● **Goal**
Return the material exactly as supplied, apart from the pictures, which are omitted.

● **Listing**
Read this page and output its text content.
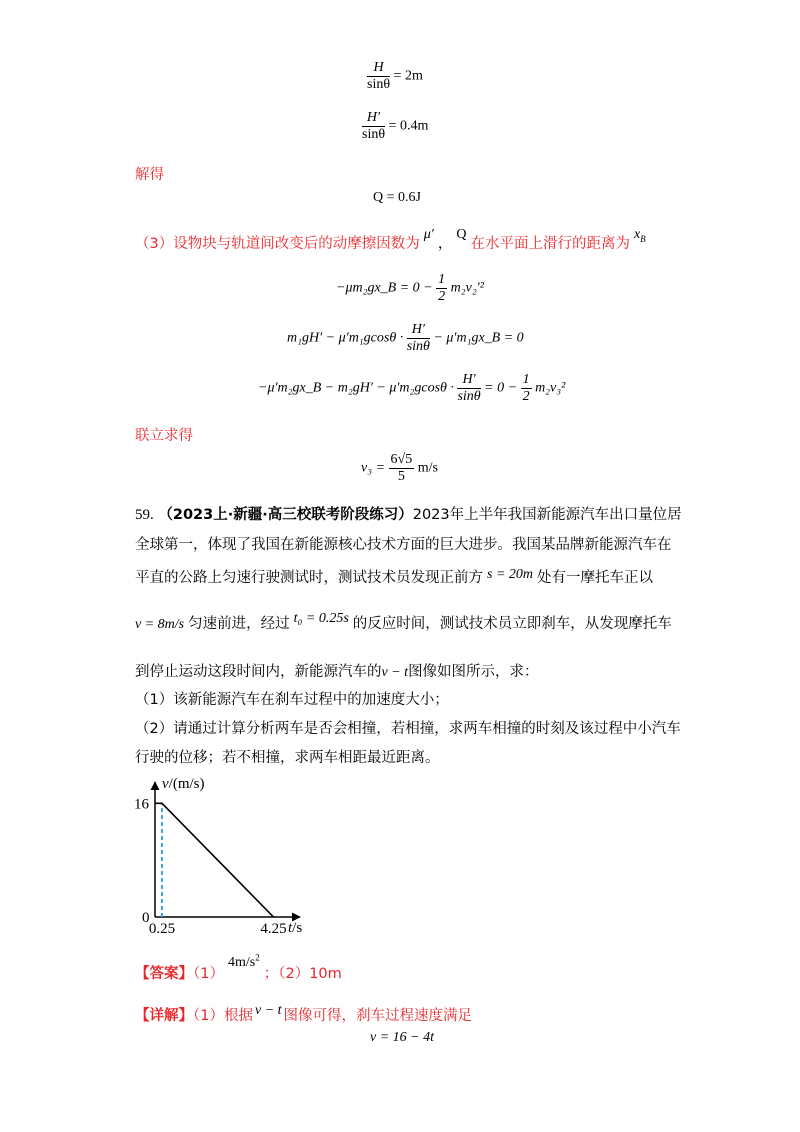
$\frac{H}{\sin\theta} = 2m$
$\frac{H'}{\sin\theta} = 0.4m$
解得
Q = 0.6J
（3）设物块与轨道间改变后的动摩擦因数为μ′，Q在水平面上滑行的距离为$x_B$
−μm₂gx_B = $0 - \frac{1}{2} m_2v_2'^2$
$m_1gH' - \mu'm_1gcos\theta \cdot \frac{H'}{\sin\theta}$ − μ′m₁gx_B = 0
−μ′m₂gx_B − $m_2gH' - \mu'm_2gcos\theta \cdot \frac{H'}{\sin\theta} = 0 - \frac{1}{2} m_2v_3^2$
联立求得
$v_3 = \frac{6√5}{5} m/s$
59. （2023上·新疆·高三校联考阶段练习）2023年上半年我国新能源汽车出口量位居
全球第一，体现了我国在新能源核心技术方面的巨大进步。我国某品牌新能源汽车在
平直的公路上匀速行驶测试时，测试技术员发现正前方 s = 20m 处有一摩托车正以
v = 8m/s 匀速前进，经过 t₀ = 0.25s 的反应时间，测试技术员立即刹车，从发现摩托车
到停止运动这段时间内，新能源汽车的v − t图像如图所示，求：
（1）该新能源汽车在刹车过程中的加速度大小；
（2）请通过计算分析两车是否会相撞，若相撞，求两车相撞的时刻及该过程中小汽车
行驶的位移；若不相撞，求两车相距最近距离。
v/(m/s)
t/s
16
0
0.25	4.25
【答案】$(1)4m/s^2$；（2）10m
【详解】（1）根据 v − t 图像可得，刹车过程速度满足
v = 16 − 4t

● **Task answer**
Read this page and output its text content.
$\frac{H}{\sin\theta} = 2m$
$\frac{H'}{\sin\theta} = 0.4m$
解得
Q = 0.6J
（3）设物块与轨道间改变后的动摩擦因数为μ′，Q在水平面上滑行的距离为$x_B$
−μm₂gx_B = $0 - \frac{1}{2} m_2v_2'^2$
$m_1gH' - \mu'm_1gcos\theta \cdot \frac{H'}{\sin\theta}$ − μ′m₁gx_B = 0
−μ′m₂gx_B − $m_2gH' - \mu'm_2gcos\theta \cdot \frac{H'}{\sin\theta} = 0 - \frac{1}{2} m_2v_3^2$
联立求得
$v_3 = \frac{6√5}{5} m/s$
59. （2023上·新疆·高三校联考阶段练习）2023年上半年我国新能源汽车出口量位居
全球第一，体现了我国在新能源核心技术方面的巨大进步。我国某品牌新能源汽车在
平直的公路上匀速行驶测试时，测试技术员发现正前方 s = 20m 处有一摩托车正以
v = 8m/s 匀速前进，经过 t₀ = 0.25s 的反应时间，测试技术员立即刹车，从发现摩托车
到停止运动这段时间内，新能源汽车的v − t图像如图所示，求：
（1）该新能源汽车在刹车过程中的加速度大小；
（2）请通过计算分析两车是否会相撞，若相撞，求两车相撞的时刻及该过程中小汽车
行驶的位移；若不相撞，求两车相距最近距离。
v/(m/s)
t/s
16
0
0.25	4.25
【答案】$(1)4m/s^2$；（2）10m
【详解】（1）根据 v − t 图像可得，刹车过程速度满足
v = 16 − 4t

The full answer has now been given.